# What is needed
Render the material again word for word, skipping the pictures in it.

# Extracted material
◆ ◆ ◆ ◆ ◆

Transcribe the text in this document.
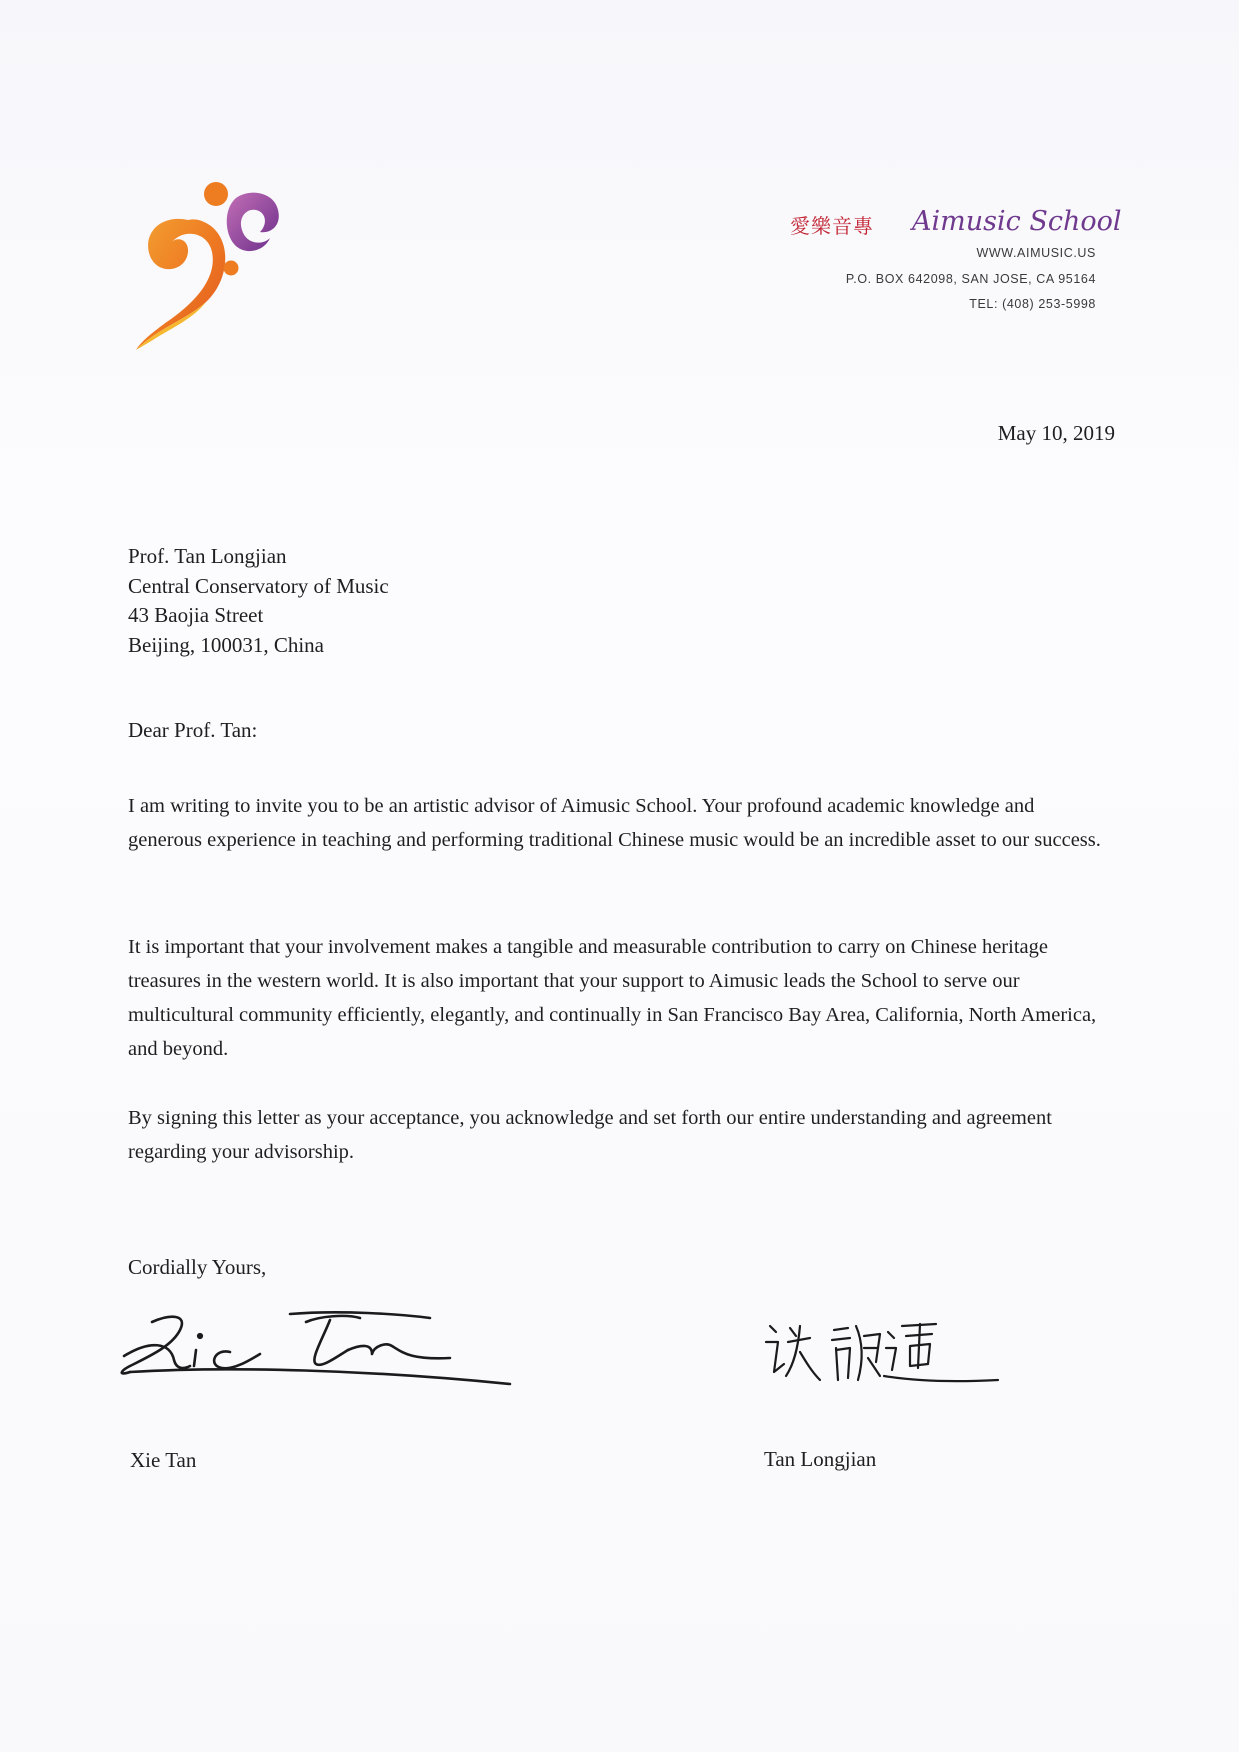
愛樂音專 Aimusic School
WWW.AIMUSIC.US
P.O. BOX 642098, SAN JOSE, CA 95164
TEL: (408) 253-5998
May 10, 2019
Prof. Tan Longjian
Central Conservatory of Music
43 Baojia Street
Beijing, 100031, China
Dear Prof. Tan:
I am writing to invite you to be an artistic advisor of Aimusic School. Your profound academic knowledge and generous experience in teaching and performing traditional Chinese music would be an incredible asset to our success.
It is important that your involvement makes a tangible and measurable contribution to carry on Chinese heritage treasures in the western world. It is also important that your support to Aimusic leads the School to serve our multicultural community efficiently, elegantly, and continually in San Francisco Bay Area, California, North America, and beyond.
By signing this letter as your acceptance, you acknowledge and set forth our entire understanding and agreement regarding your advisorship.
Cordially Yours,
Xie Tan	Tan Longjian
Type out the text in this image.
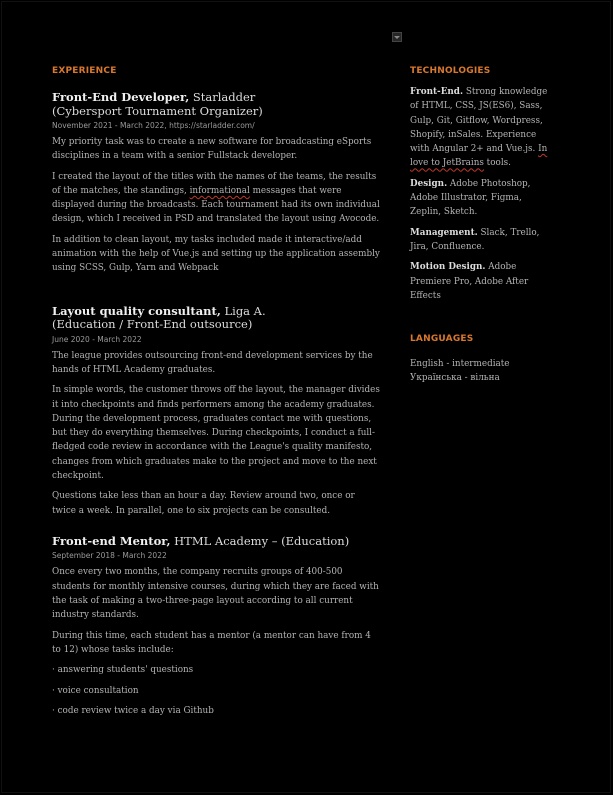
EXPERIENCE

Front-End Developer, Starladder

(Cybersport Tournament Organizer)

November 2021 - March 2022, https://starladder.com/

My priority task was to create a new software for broadcasting eSports disciplines in a team with a senior Fullstack developer.

I created the layout of the titles with the names of the teams, the results of the matches, the standings, informational messages that were displayed during the broadcasts. Each tournament had its own individual design, which I received in PSD and translated the layout using Avocode.

In addition to clean layout, my tasks included made it interactive/add animation with the help of Vue.js and setting up the application assembly using SCSS, Gulp, Yarn and Webpack

Layout quality consultant, Liga A.

(Education / Front-End outsource)

June 2020 - March 2022

The league provides outsourcing front-end development services by the hands of HTML Academy graduates.

In simple words, the customer throws off the layout, the manager divides it into checkpoints and finds performers among the academy graduates. During the development process, graduates contact me with questions, but they do everything themselves. During checkpoints, I conduct a full-fledged code review in accordance with the League's quality manifesto, changes from which graduates make to the project and move to the next checkpoint.

Questions take less than an hour a day. Review around two, once or twice a week. In parallel, one to six projects can be consulted.

Front-end Mentor, HTML Academy – (Education)

September 2018 - March 2022

Once every two months, the company recruits groups of 400-500 students for monthly intensive courses, during which they are faced with the task of making a two-three-page layout according to all current industry standards.

During this time, each student has a mentor (a mentor can have from 4 to 12) whose tasks include:

· answering students' questions

· voice consultation

· code review twice a day via Github

TECHNOLOGIES

Front-End. Strong knowledge of HTML, CSS, JS(ES6), Sass, Gulp, Git, Gitflow, Wordpress, Shopify, inSales. Experience with Angular 2+ and Vue.js. In love to JetBrains tools.

Design. Adobe Photoshop, Adobe Illustrator, Figma, Zeplin, Sketch.

Management. Slack, Trello, Jira, Confluence.

Motion Design. Adobe Premiere Pro, Adobe After Effects

LANGUAGES

English - intermediate

Українська - вільна
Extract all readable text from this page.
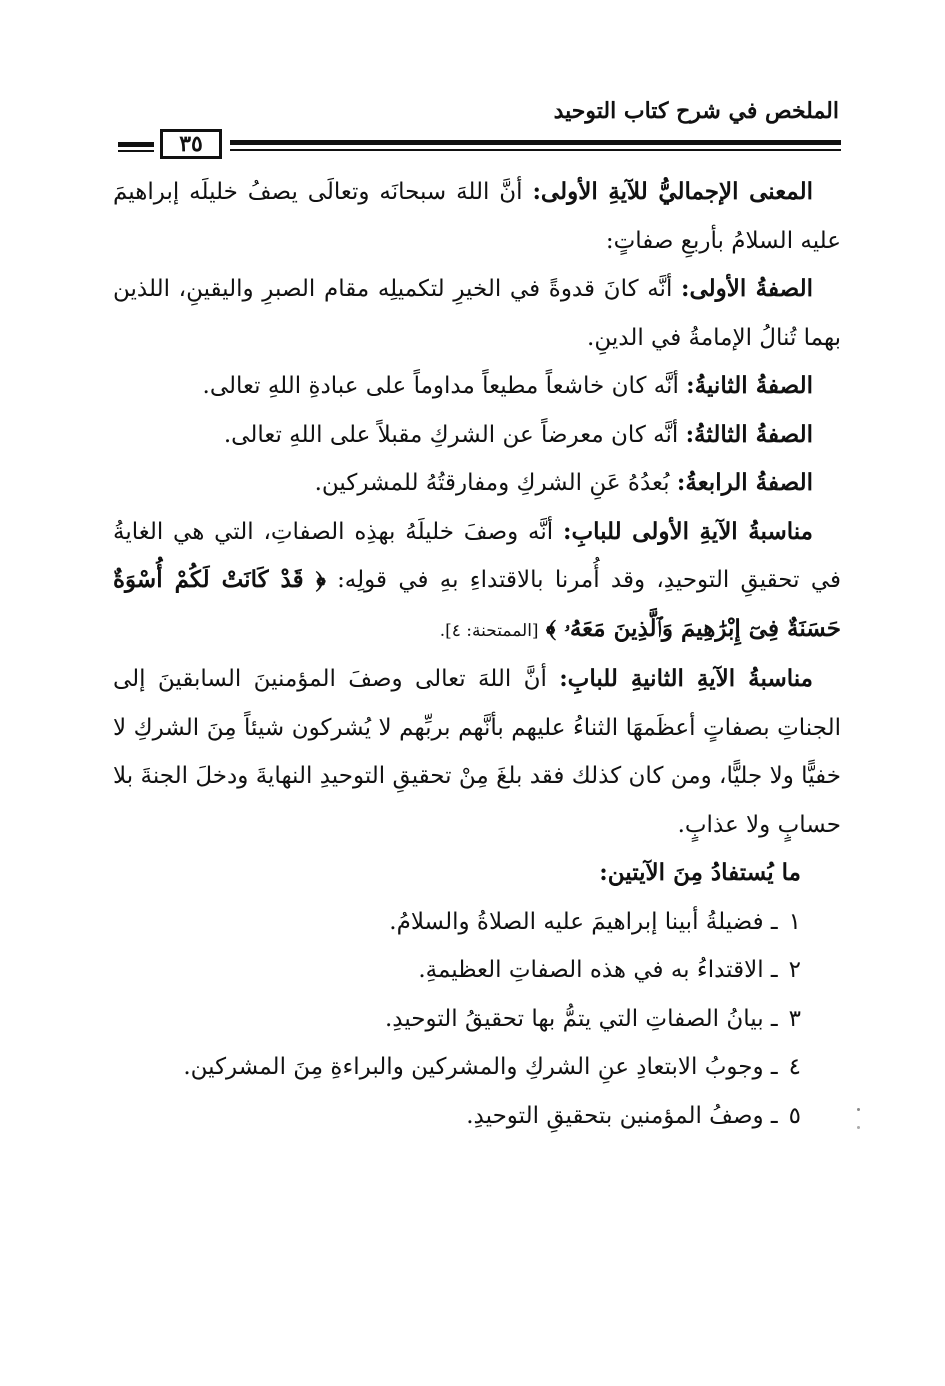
الملخص في شرح كتاب التوحيد
٣٥

المعنى الإجماليُّ للآيةِ الأولى: أنَّ اللهَ سبحانَه وتعالَى يصفُ خليلَه إبراهيمَ عليه السلامُ بأربعِ صفاتٍ:

الصفةُ الأولى: أنَّه كانَ قدوةً في الخيرِ لتكميلِه مقام الصبرِ واليقينِ، اللذين بهما تُنالُ الإمامةُ في الدينِ.

الصفةُ الثانيةُ: أنَّه كان خاشعاً مطيعاً مداوماً على عبادةِ اللهِ تعالى.

الصفةُ الثالثةُ: أنَّه كان معرضاً عن الشركِ مقبلاً على اللهِ تعالى.

الصفةُ الرابعةُ: بُعدُهُ عَنِ الشركِ ومفارقتُهُ للمشركين.

مناسبةُ الآيةِ الأولى للبابِ: أنَّه وصفَ خليلَهُ بهذِه الصفاتِ، التي هي الغايةُ في تحقيقِ التوحيدِ، وقد أُمرنا بالاقتداءِ بهِ في قولِه: ﴿ قَدْ كَانَتْ لَكُمْ أُسْوَةٌ حَسَنَةٌ فِىٓ إِبْرَٰهِيمَ وَٱلَّذِينَ مَعَهُۥ ﴾ [الممتحنة: ٤].

مناسبةُ الآيةِ الثانيةِ للبابِ: أنَّ اللهَ تعالى وصفَ المؤمنينَ السابقينَ إلى الجناتِ بصفاتٍ أعظَمهَا الثناءُ عليهم بأنَّهم بربِّهم لا يُشركون شيئاً مِنَ الشركِ لا خفيًّا ولا جليًّا، ومن كان كذلك فقد بلغَ مِنْ تحقيقِ التوحيدِ النهايةَ ودخلَ الجنةَ بلا حسابٍ ولا عذابٍ.

ما يُستفادُ مِنَ الآيتين:

١ ـ فضيلةُ أبينا إبراهيمَ عليه الصلاةُ والسلامُ.
٢ ـ الاقتداءُ به في هذه الصفاتِ العظيمةِ.
٣ ـ بيانُ الصفاتِ التي يتمُّ بها تحقيقُ التوحيدِ.
٤ ـ وجوبُ الابتعادِ عنِ الشركِ والمشركين والبراءةِ مِنَ المشركين.
٥ ـ وصفُ المؤمنين بتحقيقِ التوحيدِ.
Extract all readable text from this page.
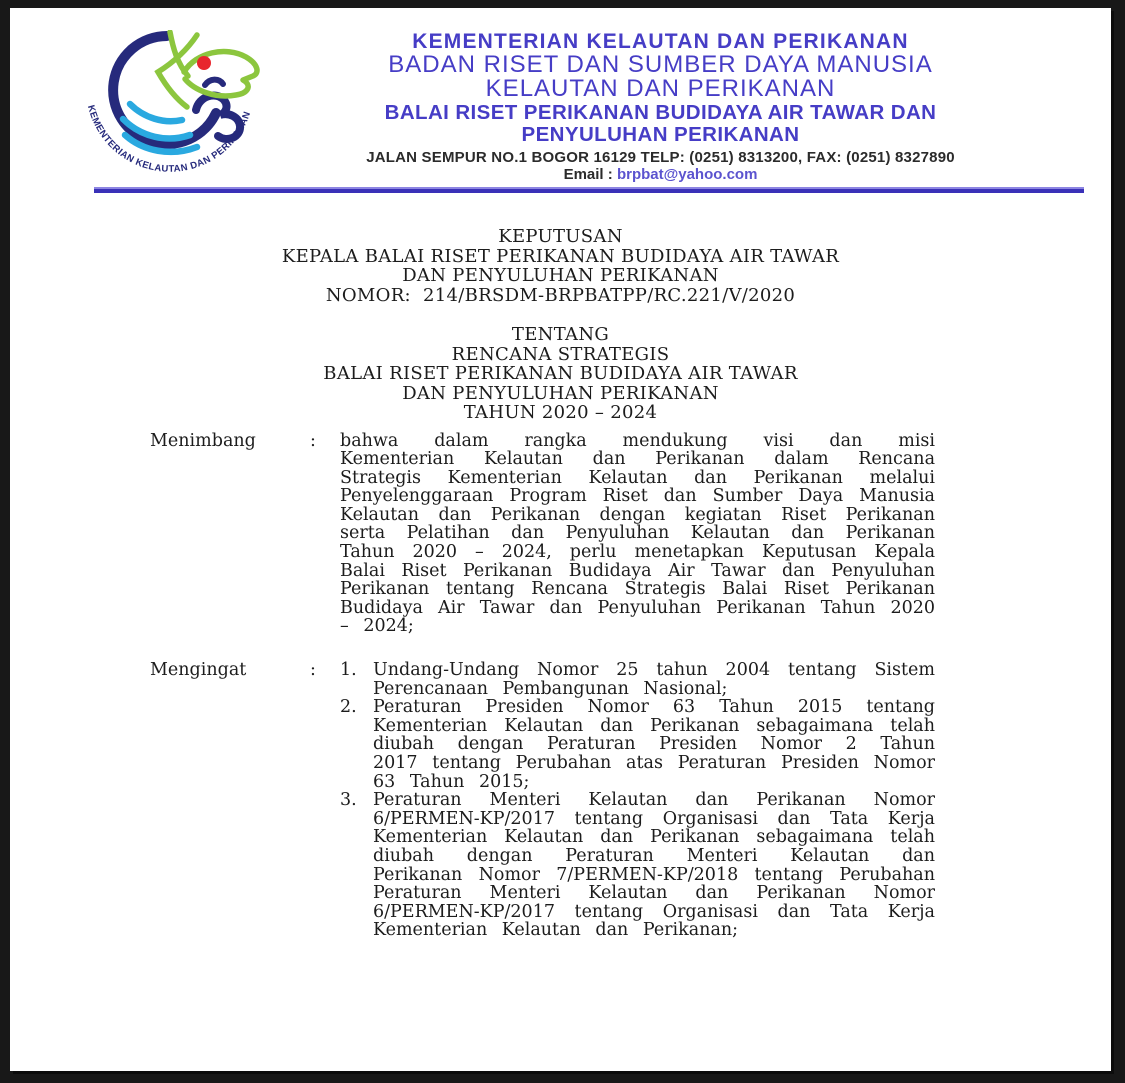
KEMENTERIAN KELAUTAN DAN PERIKANAN
KEMENTERIAN KELAUTAN DAN PERIKANAN
BADAN RISET DAN SUMBER DAYA MANUSIA
KELAUTAN DAN PERIKANAN
BALAI RISET PERIKANAN BUDIDAYA AIR TAWAR DAN
PENYULUHAN PERIKANAN
JALAN SEMPUR NO.1 BOGOR 16129 TELP: (0251) 8313200, FAX: (0251) 8327890
Email : brpbat@yahoo.com
KEPUTUSAN
KEPALA BALAI RISET PERIKANAN BUDIDAYA AIR TAWAR
DAN PENYULUHAN PERIKANAN
NOMOR:  214/BRSDM-BRPBATPP/RC.221/V/2020
TENTANG
RENCANA STRATEGIS
BALAI RISET PERIKANAN BUDIDAYA AIR TAWAR
DAN PENYULUHAN PERIKANAN
TAHUN 2020 – 2024
Menimbang	:	bahwa dalam rangka mendukung visi dan misi Kementerian Kelautan dan Perikanan dalam Rencana Strategis Kementerian Kelautan dan Perikanan melalui Penyelenggaraan Program Riset dan Sumber Daya Manusia Kelautan dan Perikanan dengan kegiatan Riset Perikanan serta Pelatihan dan Penyuluhan Kelautan dan Perikanan Tahun 2020 – 2024, perlu menetapkan Keputusan Kepala Balai Riset Perikanan Budidaya Air Tawar dan Penyuluhan Perikanan tentang Rencana Strategis Balai Riset Perikanan Budidaya Air Tawar dan Penyuluhan Perikanan Tahun 2020 – 2024;
Mengingat	:	1. Undang-Undang Nomor 25 tahun 2004 tentang Sistem Perencanaan Pembangunan Nasional;
2. Peraturan Presiden Nomor 63 Tahun 2015 tentang Kementerian Kelautan dan Perikanan sebagaimana telah diubah dengan Peraturan Presiden Nomor 2 Tahun 2017 tentang Perubahan atas Peraturan Presiden Nomor 63 Tahun 2015;
3. Peraturan Menteri Kelautan dan Perikanan Nomor 6/PERMEN-KP/2017 tentang Organisasi dan Tata Kerja Kementerian Kelautan dan Perikanan sebagaimana telah diubah dengan Peraturan Menteri Kelautan dan Perikanan Nomor 7/PERMEN-KP/2018 tentang Perubahan Peraturan Menteri Kelautan dan Perikanan Nomor 6/PERMEN-KP/2017 tentang Organisasi dan Tata Kerja Kementerian Kelautan dan Perikanan;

◆ ◆ ◆ ◆ ◆

# Completed exercise
Transcribe the text in this document.
愛樂音專 Aimusic School
WWW.AIMUSIC.US
P.O. BOX 642098, SAN JOSE, CA 95164
TEL: (408) 253-5998
May 10, 2019
Prof. Tan Longjian
Central Conservatory of Music
43 Baojia Street
Beijing, 100031, China
Dear Prof. Tan:
I am writing to invite you to be an artistic advisor of Aimusic School. Your profound academic knowledge and generous experience in teaching and performing traditional Chinese music would be an incredible asset to our success.
It is important that your involvement makes a tangible and measurable contribution to carry on Chinese heritage treasures in the western world. It is also important that your support to Aimusic leads the School to serve our multicultural community efficiently, elegantly, and continually in San Francisco Bay Area, California, North America, and beyond.
By signing this letter as your acceptance, you acknowledge and set forth our entire understanding and agreement regarding your advisorship.
Cordially Yours,
Xie Tan	Tan Longjian
Type out the text in this image.
EXPERIENCE

Front-End Developer, Starladder

(Cybersport Tournament Organizer)

November 2021 - March 2022, https://starladder.com/

My priority task was to create a new software for broadcasting eSports disciplines in a team with a senior Fullstack developer.

I created the layout of the titles with the names of the teams, the results of the matches, the standings, informational messages that were displayed during the broadcasts. Each tournament had its own individual design, which I received in PSD and translated the layout using Avocode.

In addition to clean layout, my tasks included made it interactive/add animation with the help of Vue.js and setting up the application assembly using SCSS, Gulp, Yarn and Webpack

Layout quality consultant, Liga A.

(Education / Front-End outsource)

June 2020 - March 2022

The league provides outsourcing front-end development services by the hands of HTML Academy graduates.

In simple words, the customer throws off the layout, the manager divides it into checkpoints and finds performers among the academy graduates. During the development process, graduates contact me with questions, but they do everything themselves. During checkpoints, I conduct a full-fledged code review in accordance with the League's quality manifesto, changes from which graduates make to the project and move to the next checkpoint.

Questions take less than an hour a day. Review around two, once or twice a week. In parallel, one to six projects can be consulted.

Front-end Mentor, HTML Academy – (Education)

September 2018 - March 2022

Once every two months, the company recruits groups of 400-500 students for monthly intensive courses, during which they are faced with the task of making a two-three-page layout according to all current industry standards.

During this time, each student has a mentor (a mentor can have from 4 to 12) whose tasks include:

· answering students' questions

· voice consultation

· code review twice a day via Github

TECHNOLOGIES

Front-End. Strong knowledge of HTML, CSS, JS(ES6), Sass, Gulp, Git, Gitflow, Wordpress, Shopify, inSales. Experience with Angular 2+ and Vue.js. In love to JetBrains tools.

Design. Adobe Photoshop, Adobe Illustrator, Figma, Zeplin, Sketch.

Management. Slack, Trello, Jira, Confluence.

Motion Design. Adobe Premiere Pro, Adobe After Effects

LANGUAGES

English - intermediate

Українська - вільна
Extract all readable text from this page.
الملخص في شرح كتاب التوحيد
٣٥

المعنى الإجماليُّ للآيةِ الأولى: أنَّ اللهَ سبحانَه وتعالَى يصفُ خليلَه إبراهيمَ عليه السلامُ بأربعِ صفاتٍ:

الصفةُ الأولى: أنَّه كانَ قدوةً في الخيرِ لتكميلِه مقام الصبرِ واليقينِ، اللذين بهما تُنالُ الإمامةُ في الدينِ.

الصفةُ الثانيةُ: أنَّه كان خاشعاً مطيعاً مداوماً على عبادةِ اللهِ تعالى.

الصفةُ الثالثةُ: أنَّه كان معرضاً عن الشركِ مقبلاً على اللهِ تعالى.

الصفةُ الرابعةُ: بُعدُهُ عَنِ الشركِ ومفارقتُهُ للمشركين.

مناسبةُ الآيةِ الأولى للبابِ: أنَّه وصفَ خليلَهُ بهذِه الصفاتِ، التي هي الغايةُ في تحقيقِ التوحيدِ، وقد أُمرنا بالاقتداءِ بهِ في قولِه: ﴿ قَدْ كَانَتْ لَكُمْ أُسْوَةٌ حَسَنَةٌ فِىٓ إِبْرَٰهِيمَ وَٱلَّذِينَ مَعَهُۥ ﴾ [الممتحنة: ٤].

مناسبةُ الآيةِ الثانيةِ للبابِ: أنَّ اللهَ تعالى وصفَ المؤمنينَ السابقينَ إلى الجناتِ بصفاتٍ أعظَمهَا الثناءُ عليهم بأنَّهم بربِّهم لا يُشركون شيئاً مِنَ الشركِ لا خفيًّا ولا جليًّا، ومن كان كذلك فقد بلغَ مِنْ تحقيقِ التوحيدِ النهايةَ ودخلَ الجنةَ بلا حسابٍ ولا عذابٍ.

ما يُستفادُ مِنَ الآيتين:

١ ـ فضيلةُ أبينا إبراهيمَ عليه الصلاةُ والسلامُ.
٢ ـ الاقتداءُ به في هذه الصفاتِ العظيمةِ.
٣ ـ بيانُ الصفاتِ التي يتمُّ بها تحقيقُ التوحيدِ.
٤ ـ وجوبُ الابتعادِ عنِ الشركِ والمشركين والبراءةِ مِنَ المشركين.
٥ ـ وصفُ المؤمنين بتحقيقِ التوحيدِ.
Extract all readable text from this page.
KEMENTERIAN KELAUTAN DAN PERIKANAN
KEMENTERIAN KELAUTAN DAN PERIKANAN
BADAN RISET DAN SUMBER DAYA MANUSIA
KELAUTAN DAN PERIKANAN
BALAI RISET PERIKANAN BUDIDAYA AIR TAWAR DAN
PENYULUHAN PERIKANAN
JALAN SEMPUR NO.1 BOGOR 16129 TELP: (0251) 8313200, FAX: (0251) 8327890
Email : brpbat@yahoo.com
KEPUTUSAN
KEPALA BALAI RISET PERIKANAN BUDIDAYA AIR TAWAR
DAN PENYULUHAN PERIKANAN
NOMOR:  214/BRSDM-BRPBATPP/RC.221/V/2020
TENTANG
RENCANA STRATEGIS
BALAI RISET PERIKANAN BUDIDAYA AIR TAWAR
DAN PENYULUHAN PERIKANAN
TAHUN 2020 – 2024
Menimbang	:	bahwa dalam rangka mendukung visi dan misi Kementerian Kelautan dan Perikanan dalam Rencana Strategis Kementerian Kelautan dan Perikanan melalui Penyelenggaraan Program Riset dan Sumber Daya Manusia Kelautan dan Perikanan dengan kegiatan Riset Perikanan serta Pelatihan dan Penyuluhan Kelautan dan Perikanan Tahun 2020 – 2024, perlu menetapkan Keputusan Kepala Balai Riset Perikanan Budidaya Air Tawar dan Penyuluhan Perikanan tentang Rencana Strategis Balai Riset Perikanan Budidaya Air Tawar dan Penyuluhan Perikanan Tahun 2020 – 2024;
Mengingat	:	1. Undang-Undang Nomor 25 tahun 2004 tentang Sistem Perencanaan Pembangunan Nasional;
2. Peraturan Presiden Nomor 63 Tahun 2015 tentang Kementerian Kelautan dan Perikanan sebagaimana telah diubah dengan Peraturan Presiden Nomor 2 Tahun 2017 tentang Perubahan atas Peraturan Presiden Nomor 63 Tahun 2015;
3. Peraturan Menteri Kelautan dan Perikanan Nomor 6/PERMEN-KP/2017 tentang Organisasi dan Tata Kerja Kementerian Kelautan dan Perikanan sebagaimana telah diubah dengan Peraturan Menteri Kelautan dan Perikanan Nomor 7/PERMEN-KP/2018 tentang Perubahan Peraturan Menteri Kelautan dan Perikanan Nomor 6/PERMEN-KP/2017 tentang Organisasi dan Tata Kerja Kementerian Kelautan dan Perikanan;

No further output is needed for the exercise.